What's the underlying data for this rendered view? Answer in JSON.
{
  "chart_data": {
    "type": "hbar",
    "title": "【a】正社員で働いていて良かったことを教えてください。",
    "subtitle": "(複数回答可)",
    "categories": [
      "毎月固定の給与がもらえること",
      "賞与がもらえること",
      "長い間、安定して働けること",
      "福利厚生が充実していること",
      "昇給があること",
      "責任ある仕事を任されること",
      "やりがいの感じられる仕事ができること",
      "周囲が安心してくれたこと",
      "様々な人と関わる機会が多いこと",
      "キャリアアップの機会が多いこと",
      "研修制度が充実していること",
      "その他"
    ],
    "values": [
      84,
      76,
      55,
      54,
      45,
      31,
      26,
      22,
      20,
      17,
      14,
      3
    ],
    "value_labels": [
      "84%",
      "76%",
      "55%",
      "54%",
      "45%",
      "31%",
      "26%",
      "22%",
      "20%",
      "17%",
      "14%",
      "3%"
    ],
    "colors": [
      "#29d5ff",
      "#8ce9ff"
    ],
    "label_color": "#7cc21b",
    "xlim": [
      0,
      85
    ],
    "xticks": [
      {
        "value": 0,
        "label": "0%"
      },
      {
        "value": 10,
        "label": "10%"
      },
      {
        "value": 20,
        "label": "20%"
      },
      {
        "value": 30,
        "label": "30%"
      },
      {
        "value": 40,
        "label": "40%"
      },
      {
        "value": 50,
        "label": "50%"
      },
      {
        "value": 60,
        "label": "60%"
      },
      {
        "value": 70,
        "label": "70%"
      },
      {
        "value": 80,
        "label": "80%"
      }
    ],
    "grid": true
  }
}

__DO THIS__
Write the data out again in full and exactly.

__THE RESPONSE__
What's the underlying data for this rendered view? Answer in JSON.
{
  "chart_data": {
    "type": "hbar",
    "title": "【a】正社員で働いていて良かったことを教えてください。",
    "subtitle": "(複数回答可)",
    "categories": [
      "毎月固定の給与がもらえること",
      "賞与がもらえること",
      "長い間、安定して働けること",
      "福利厚生が充実していること",
      "昇給があること",
      "責任ある仕事を任されること",
      "やりがいの感じられる仕事ができること",
      "周囲が安心してくれたこと",
      "様々な人と関わる機会が多いこと",
      "キャリアアップの機会が多いこと",
      "研修制度が充実していること",
      "その他"
    ],
    "values": [
      84,
      76,
      55,
      54,
      45,
      31,
      26,
      22,
      20,
      17,
      14,
      3
    ],
    "value_labels": [
      "84%",
      "76%",
      "55%",
      "54%",
      "45%",
      "31%",
      "26%",
      "22%",
      "20%",
      "17%",
      "14%",
      "3%"
    ],
    "colors": [
      "#29d5ff",
      "#8ce9ff"
    ],
    "label_color": "#7cc21b",
    "xlim": [
      0,
      85
    ],
    "xticks": [
      {
        "value": 0,
        "label": "0%"
      },
      {
        "value": 10,
        "label": "10%"
      },
      {
        "value": 20,
        "label": "20%"
      },
      {
        "value": 30,
        "label": "30%"
      },
      {
        "value": 40,
        "label": "40%"
      },
      {
        "value": 50,
        "label": "50%"
      },
      {
        "value": 60,
        "label": "60%"
      },
      {
        "value": 70,
        "label": "70%"
      },
      {
        "value": 80,
        "label": "80%"
      }
    ],
    "grid": true
  }
}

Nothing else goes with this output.